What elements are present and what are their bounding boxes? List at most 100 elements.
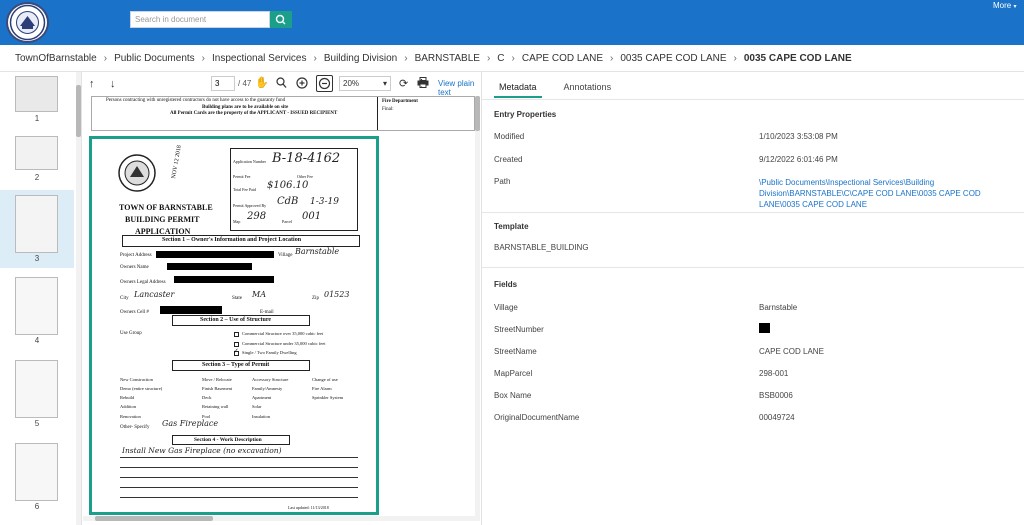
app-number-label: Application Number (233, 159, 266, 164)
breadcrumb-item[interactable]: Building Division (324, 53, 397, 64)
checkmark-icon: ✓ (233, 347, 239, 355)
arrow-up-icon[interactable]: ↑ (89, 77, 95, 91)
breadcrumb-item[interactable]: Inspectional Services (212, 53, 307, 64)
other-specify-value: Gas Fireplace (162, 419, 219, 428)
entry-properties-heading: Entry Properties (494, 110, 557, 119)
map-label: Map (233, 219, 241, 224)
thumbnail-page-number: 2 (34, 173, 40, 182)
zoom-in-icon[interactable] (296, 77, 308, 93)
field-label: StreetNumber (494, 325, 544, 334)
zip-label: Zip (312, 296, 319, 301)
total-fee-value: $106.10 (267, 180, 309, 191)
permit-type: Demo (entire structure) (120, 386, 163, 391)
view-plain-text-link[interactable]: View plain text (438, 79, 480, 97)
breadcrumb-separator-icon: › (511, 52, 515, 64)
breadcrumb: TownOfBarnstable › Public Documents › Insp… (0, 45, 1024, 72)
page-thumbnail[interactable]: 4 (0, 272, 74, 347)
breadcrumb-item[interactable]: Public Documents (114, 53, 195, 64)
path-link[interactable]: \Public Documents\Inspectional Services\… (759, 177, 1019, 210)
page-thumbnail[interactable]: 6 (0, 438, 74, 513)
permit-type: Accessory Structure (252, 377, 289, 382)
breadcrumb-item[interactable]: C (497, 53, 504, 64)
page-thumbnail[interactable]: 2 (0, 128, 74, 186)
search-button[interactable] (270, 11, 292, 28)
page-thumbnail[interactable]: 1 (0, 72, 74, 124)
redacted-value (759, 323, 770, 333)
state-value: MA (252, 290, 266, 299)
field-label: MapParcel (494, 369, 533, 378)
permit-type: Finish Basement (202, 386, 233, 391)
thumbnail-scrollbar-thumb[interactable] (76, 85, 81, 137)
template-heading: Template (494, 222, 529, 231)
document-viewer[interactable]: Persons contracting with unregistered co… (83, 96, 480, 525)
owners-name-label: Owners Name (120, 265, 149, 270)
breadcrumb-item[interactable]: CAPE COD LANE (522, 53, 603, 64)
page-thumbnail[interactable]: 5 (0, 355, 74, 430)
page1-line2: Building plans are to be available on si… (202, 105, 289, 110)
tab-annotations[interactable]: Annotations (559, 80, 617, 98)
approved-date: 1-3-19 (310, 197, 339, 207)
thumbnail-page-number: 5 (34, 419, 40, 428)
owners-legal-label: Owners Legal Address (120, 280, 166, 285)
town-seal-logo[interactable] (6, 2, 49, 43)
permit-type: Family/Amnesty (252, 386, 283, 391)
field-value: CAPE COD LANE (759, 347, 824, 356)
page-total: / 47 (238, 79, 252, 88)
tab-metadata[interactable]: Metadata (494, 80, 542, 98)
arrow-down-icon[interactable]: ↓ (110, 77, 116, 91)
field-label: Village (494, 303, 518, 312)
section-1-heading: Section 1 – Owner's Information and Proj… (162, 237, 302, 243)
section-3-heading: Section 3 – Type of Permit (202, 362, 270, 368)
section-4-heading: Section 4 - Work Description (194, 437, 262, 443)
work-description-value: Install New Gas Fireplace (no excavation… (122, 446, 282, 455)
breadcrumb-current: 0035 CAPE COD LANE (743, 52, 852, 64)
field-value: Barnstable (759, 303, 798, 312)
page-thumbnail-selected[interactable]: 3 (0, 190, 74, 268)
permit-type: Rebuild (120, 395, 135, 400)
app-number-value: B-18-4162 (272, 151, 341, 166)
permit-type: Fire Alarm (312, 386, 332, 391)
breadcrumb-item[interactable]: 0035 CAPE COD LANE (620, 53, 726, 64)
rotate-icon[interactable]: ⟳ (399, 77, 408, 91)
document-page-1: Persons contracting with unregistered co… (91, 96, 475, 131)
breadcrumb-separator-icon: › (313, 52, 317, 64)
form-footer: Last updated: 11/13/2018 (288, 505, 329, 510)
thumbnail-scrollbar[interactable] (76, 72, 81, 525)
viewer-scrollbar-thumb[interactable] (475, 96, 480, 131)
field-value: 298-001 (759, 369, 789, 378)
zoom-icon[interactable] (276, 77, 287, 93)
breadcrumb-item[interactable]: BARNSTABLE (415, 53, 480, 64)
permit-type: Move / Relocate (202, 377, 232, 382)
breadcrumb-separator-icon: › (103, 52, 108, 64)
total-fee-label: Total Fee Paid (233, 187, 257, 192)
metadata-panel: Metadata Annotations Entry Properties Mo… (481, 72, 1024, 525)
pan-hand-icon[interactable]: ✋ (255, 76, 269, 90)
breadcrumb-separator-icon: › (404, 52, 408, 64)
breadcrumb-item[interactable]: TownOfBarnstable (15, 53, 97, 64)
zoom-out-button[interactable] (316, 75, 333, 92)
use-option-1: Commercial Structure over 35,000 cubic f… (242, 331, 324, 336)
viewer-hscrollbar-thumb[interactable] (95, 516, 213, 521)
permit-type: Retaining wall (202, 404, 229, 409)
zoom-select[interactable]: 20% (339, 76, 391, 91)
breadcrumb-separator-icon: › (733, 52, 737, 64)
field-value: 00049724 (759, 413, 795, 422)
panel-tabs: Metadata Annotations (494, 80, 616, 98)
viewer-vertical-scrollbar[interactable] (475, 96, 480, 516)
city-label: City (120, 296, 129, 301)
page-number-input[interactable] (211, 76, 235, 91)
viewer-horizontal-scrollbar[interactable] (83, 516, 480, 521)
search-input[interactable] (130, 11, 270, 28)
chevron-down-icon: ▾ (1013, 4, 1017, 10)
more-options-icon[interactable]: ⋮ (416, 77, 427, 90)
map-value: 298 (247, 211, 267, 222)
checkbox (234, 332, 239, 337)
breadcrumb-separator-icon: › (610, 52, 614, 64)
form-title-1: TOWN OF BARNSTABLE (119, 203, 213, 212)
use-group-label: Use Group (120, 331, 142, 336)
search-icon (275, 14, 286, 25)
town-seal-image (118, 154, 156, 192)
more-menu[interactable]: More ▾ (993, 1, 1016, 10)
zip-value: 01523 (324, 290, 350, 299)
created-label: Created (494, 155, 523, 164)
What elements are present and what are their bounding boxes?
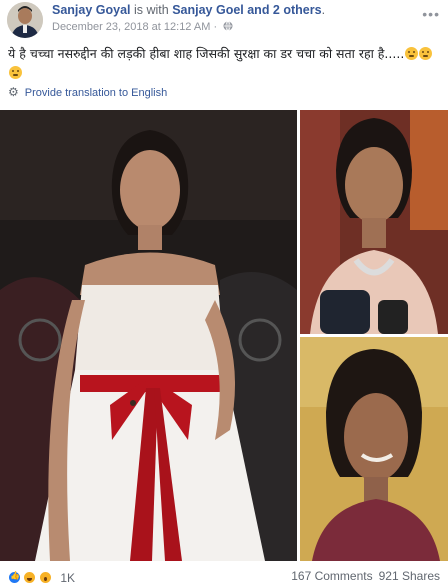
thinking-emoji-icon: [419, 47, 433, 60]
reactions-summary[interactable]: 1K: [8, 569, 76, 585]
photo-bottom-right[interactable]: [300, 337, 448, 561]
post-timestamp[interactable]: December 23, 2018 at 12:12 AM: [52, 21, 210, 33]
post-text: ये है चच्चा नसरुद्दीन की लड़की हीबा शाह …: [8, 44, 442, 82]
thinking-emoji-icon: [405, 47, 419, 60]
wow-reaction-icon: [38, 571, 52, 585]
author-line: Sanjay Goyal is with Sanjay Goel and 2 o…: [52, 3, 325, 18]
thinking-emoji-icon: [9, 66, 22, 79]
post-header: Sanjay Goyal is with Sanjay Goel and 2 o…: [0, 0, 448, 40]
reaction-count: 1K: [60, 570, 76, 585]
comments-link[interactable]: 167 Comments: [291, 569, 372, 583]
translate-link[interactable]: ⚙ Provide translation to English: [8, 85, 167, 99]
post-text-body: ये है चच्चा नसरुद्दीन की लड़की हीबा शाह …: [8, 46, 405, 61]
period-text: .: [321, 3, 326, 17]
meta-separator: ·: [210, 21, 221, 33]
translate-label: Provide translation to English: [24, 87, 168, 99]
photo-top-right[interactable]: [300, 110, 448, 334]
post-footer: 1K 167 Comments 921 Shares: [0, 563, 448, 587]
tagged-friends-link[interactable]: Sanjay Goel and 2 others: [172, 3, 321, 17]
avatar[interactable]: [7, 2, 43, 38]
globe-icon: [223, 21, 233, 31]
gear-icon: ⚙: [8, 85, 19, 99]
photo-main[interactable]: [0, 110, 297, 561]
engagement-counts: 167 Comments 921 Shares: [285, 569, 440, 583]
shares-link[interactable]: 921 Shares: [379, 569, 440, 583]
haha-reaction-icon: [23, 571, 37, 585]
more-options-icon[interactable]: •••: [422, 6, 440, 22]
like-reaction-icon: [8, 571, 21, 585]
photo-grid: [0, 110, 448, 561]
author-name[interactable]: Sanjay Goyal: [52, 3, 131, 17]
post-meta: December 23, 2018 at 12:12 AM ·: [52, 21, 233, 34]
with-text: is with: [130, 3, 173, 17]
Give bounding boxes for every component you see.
------------------------------------------------------------------------
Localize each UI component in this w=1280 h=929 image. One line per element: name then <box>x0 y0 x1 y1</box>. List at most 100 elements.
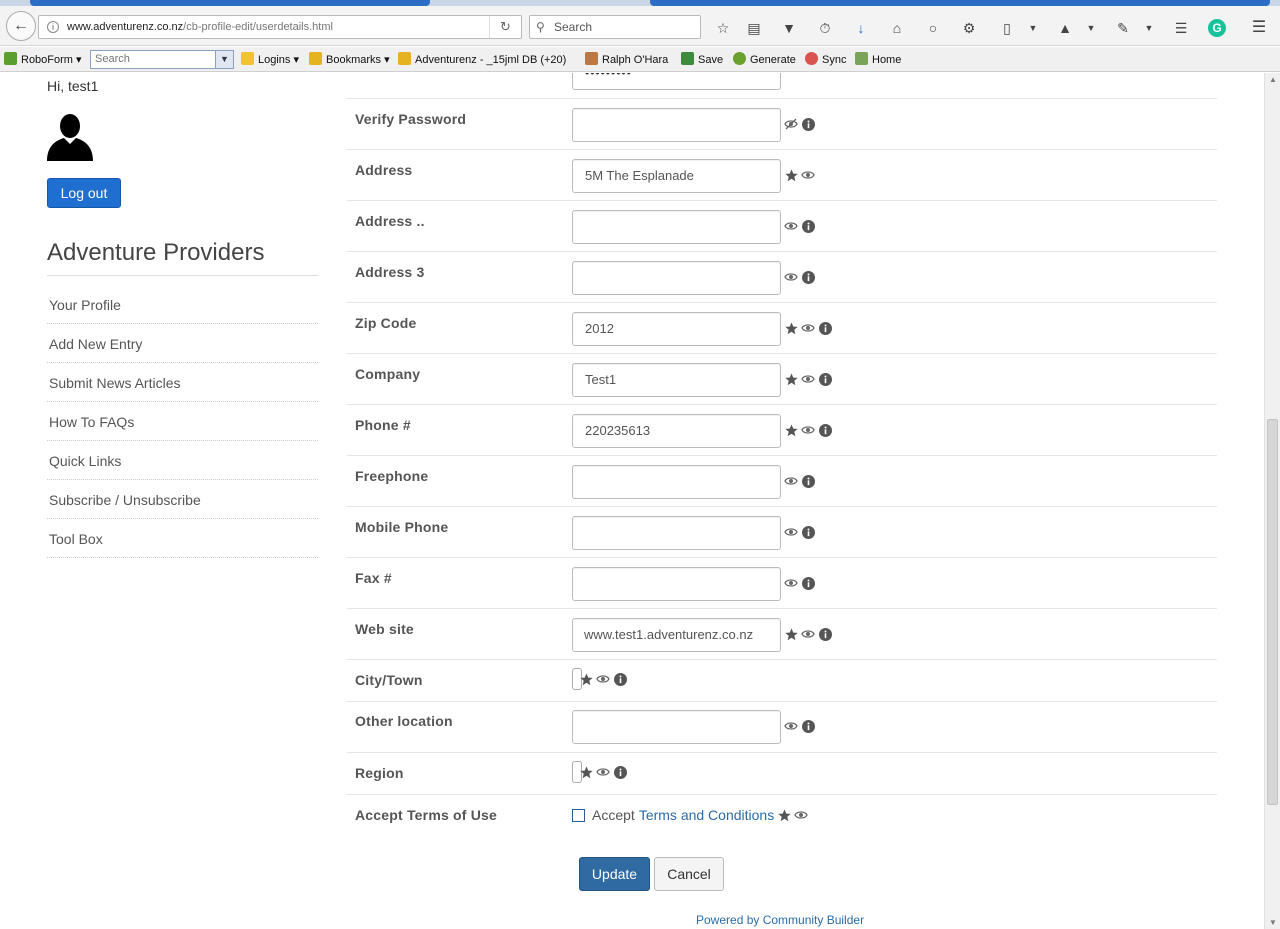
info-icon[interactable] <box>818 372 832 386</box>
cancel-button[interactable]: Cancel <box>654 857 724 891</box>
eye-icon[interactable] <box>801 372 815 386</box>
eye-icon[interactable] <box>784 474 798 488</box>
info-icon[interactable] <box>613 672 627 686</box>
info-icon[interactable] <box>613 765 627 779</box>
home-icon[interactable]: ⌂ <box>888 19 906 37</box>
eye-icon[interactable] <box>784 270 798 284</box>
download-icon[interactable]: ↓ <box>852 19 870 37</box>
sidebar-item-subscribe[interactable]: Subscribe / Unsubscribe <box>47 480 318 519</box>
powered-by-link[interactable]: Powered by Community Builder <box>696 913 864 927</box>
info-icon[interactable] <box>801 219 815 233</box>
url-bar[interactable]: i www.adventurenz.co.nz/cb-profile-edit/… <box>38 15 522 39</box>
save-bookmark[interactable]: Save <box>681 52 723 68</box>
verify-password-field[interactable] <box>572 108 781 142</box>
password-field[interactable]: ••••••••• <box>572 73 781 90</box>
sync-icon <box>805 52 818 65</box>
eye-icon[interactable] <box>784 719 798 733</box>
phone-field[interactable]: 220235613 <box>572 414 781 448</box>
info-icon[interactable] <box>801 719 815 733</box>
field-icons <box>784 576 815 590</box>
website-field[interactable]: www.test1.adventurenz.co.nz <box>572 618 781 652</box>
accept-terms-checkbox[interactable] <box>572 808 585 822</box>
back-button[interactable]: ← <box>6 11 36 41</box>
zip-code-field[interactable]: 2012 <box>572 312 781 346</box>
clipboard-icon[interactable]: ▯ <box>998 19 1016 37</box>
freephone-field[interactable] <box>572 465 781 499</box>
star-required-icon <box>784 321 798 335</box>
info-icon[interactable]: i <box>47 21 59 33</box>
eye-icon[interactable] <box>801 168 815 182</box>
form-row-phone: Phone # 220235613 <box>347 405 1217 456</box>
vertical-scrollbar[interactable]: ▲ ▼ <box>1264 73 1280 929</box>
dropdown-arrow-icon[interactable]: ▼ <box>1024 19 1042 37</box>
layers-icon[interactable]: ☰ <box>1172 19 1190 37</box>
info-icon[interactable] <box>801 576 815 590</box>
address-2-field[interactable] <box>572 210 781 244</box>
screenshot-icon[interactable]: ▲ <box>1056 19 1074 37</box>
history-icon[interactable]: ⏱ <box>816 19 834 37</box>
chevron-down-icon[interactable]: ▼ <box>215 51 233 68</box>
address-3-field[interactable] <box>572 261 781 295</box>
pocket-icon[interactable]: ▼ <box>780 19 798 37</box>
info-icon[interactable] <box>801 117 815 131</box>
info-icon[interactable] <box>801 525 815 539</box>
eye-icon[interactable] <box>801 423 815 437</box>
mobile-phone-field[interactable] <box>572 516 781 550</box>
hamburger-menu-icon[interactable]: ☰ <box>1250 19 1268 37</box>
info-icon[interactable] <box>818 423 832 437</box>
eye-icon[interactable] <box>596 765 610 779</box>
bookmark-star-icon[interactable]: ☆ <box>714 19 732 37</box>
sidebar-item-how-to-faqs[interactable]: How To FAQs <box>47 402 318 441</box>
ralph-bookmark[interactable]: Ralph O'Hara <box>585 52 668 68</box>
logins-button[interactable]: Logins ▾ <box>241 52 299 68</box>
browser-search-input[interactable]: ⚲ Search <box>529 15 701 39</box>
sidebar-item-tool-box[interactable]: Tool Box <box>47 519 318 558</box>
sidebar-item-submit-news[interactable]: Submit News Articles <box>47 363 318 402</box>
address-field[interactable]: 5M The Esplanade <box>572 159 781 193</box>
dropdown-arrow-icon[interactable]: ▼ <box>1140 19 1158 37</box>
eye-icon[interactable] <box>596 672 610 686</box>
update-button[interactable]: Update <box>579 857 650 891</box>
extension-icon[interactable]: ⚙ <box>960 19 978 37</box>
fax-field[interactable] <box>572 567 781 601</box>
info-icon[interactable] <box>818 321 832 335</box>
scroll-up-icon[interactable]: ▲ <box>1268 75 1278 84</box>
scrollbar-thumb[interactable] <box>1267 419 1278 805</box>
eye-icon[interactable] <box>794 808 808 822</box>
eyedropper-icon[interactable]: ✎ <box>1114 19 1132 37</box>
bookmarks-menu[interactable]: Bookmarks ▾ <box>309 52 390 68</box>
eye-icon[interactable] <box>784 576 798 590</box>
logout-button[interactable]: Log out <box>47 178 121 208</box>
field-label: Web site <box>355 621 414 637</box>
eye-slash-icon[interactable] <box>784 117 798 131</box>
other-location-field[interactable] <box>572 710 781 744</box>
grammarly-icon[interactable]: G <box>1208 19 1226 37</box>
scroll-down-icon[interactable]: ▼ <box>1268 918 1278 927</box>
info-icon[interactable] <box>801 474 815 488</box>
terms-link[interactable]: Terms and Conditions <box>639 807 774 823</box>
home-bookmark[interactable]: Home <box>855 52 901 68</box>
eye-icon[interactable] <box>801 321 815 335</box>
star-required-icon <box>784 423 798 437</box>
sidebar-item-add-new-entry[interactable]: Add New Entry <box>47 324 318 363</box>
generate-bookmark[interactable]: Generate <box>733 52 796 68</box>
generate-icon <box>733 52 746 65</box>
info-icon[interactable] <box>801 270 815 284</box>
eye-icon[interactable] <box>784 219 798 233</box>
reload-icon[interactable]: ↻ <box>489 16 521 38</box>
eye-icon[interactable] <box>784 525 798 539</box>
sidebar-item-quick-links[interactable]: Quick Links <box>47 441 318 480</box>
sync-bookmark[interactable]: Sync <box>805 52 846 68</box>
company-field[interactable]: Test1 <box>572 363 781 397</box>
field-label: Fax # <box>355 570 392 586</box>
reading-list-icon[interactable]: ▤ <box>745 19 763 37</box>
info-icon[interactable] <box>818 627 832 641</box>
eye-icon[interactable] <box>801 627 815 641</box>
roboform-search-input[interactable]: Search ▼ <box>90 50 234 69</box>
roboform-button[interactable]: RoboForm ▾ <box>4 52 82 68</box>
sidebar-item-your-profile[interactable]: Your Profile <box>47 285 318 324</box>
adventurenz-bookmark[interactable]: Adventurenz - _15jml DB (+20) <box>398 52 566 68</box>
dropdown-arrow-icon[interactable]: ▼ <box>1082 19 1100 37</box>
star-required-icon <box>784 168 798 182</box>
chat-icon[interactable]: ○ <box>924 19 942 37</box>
------------------------------------------------------------------------
* **EXERCISE TASK**:
Please reproduce word for word the rows above, starting with the line that contains "info-icon[interactable] <box>818 372" and going on through the line that contains "phone-field[interactable]: 220235613 <box>572", both included.

* **ANSWER TO THIS EXERCISE**:
info-icon[interactable] <box>818 372 832 386</box>
cancel-button[interactable]: Cancel <box>654 857 724 891</box>
eye-icon[interactable] <box>801 372 815 386</box>
eye-icon[interactable] <box>784 474 798 488</box>
info-icon[interactable] <box>613 672 627 686</box>
info-icon[interactable] <box>613 765 627 779</box>
home-icon[interactable]: ⌂ <box>888 19 906 37</box>
eye-icon[interactable] <box>784 270 798 284</box>
download-icon[interactable]: ↓ <box>852 19 870 37</box>
sidebar-item-subscribe[interactable]: Subscribe / Unsubscribe <box>47 480 318 519</box>
powered-by-link[interactable]: Powered by Community Builder <box>696 913 864 927</box>
info-icon[interactable] <box>801 219 815 233</box>
url-bar[interactable]: i www.adventurenz.co.nz/cb-profile-edit/… <box>38 15 522 39</box>
save-bookmark[interactable]: Save <box>681 52 723 68</box>
verify-password-field[interactable] <box>572 108 781 142</box>
password-field[interactable]: ••••••••• <box>572 73 781 90</box>
sync-icon <box>805 52 818 65</box>
eye-icon[interactable] <box>784 719 798 733</box>
phone-field[interactable]: 220235613 <box>572 414 781 448</box>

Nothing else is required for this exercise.